> _Brief_
Only the lines from the one containing "What text is on this page?" through the end of the material are to be echoed, each exactly as it appears.

> _Material to process_
============

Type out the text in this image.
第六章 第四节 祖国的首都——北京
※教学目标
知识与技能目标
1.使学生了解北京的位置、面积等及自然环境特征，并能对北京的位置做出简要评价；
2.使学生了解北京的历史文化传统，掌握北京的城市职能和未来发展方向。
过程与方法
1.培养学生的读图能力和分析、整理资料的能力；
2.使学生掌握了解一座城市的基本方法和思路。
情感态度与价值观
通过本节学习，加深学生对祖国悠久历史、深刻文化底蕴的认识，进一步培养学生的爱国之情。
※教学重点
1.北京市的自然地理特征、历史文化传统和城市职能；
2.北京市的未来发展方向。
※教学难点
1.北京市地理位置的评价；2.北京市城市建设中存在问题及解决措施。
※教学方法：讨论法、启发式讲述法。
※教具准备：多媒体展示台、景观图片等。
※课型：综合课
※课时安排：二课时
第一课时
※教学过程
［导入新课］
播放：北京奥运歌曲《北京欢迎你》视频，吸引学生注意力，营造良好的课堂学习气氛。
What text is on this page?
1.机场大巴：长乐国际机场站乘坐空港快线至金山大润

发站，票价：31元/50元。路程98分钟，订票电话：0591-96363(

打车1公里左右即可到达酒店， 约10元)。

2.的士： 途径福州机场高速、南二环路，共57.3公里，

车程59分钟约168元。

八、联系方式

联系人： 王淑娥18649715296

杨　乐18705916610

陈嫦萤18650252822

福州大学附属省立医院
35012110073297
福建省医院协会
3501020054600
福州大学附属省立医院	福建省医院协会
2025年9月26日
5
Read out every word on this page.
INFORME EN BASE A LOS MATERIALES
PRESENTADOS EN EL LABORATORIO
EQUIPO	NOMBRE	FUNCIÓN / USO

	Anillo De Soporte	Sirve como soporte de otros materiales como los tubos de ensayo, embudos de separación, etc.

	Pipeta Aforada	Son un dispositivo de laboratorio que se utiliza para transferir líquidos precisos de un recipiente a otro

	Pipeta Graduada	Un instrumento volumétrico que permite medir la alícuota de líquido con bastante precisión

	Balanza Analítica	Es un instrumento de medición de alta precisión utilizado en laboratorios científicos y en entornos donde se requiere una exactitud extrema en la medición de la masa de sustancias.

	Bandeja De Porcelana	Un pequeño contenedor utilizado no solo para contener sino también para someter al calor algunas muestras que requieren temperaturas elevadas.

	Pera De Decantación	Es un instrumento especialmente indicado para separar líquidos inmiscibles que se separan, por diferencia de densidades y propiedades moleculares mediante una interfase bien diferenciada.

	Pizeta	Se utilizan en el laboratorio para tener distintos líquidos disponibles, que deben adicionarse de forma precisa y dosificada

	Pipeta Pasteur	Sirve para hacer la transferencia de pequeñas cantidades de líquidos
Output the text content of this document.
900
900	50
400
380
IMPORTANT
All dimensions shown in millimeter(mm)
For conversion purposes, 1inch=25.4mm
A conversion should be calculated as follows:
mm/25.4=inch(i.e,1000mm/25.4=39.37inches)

============

> _Finished task_
What text is on this page?
1.机场大巴：长乐国际机场站乘坐空港快线至金山大润

发站，票价：31元/50元。路程98分钟，订票电话：0591-96363(

打车1公里左右即可到达酒店， 约10元)。

2.的士： 途径福州机场高速、南二环路，共57.3公里，

车程59分钟约168元。

八、联系方式

联系人： 王淑娥18649715296

杨　乐18705916610

陈嫦萤18650252822

福州大学附属省立医院
35012110073297
福建省医院协会
3501020054600
福州大学附属省立医院	福建省医院协会
2025年9月26日
5
Read out every word on this page.
INFORME EN BASE A LOS MATERIALES
PRESENTADOS EN EL LABORATORIO
EQUIPO	NOMBRE	FUNCIÓN / USO

	Anillo De Soporte	Sirve como soporte de otros materiales como los tubos de ensayo, embudos de separación, etc.

	Pipeta Aforada	Son un dispositivo de laboratorio que se utiliza para transferir líquidos precisos de un recipiente a otro

	Pipeta Graduada	Un instrumento volumétrico que permite medir la alícuota de líquido con bastante precisión

	Balanza Analítica	Es un instrumento de medición de alta precisión utilizado en laboratorios científicos y en entornos donde se requiere una exactitud extrema en la medición de la masa de sustancias.

	Bandeja De Porcelana	Un pequeño contenedor utilizado no solo para contener sino también para someter al calor algunas muestras que requieren temperaturas elevadas.

	Pera De Decantación	Es un instrumento especialmente indicado para separar líquidos inmiscibles que se separan, por diferencia de densidades y propiedades moleculares mediante una interfase bien diferenciada.

	Pizeta	Se utilizan en el laboratorio para tener distintos líquidos disponibles, que deben adicionarse de forma precisa y dosificada

	Pipeta Pasteur	Sirve para hacer la transferencia de pequeñas cantidades de líquidos
Output the text content of this document.
900
900	50
400
380
IMPORTANT
All dimensions shown in millimeter(mm)
For conversion purposes, 1inch=25.4mm
A conversion should be calculated as follows:
mm/25.4=inch(i.e,1000mm/25.4=39.37inches)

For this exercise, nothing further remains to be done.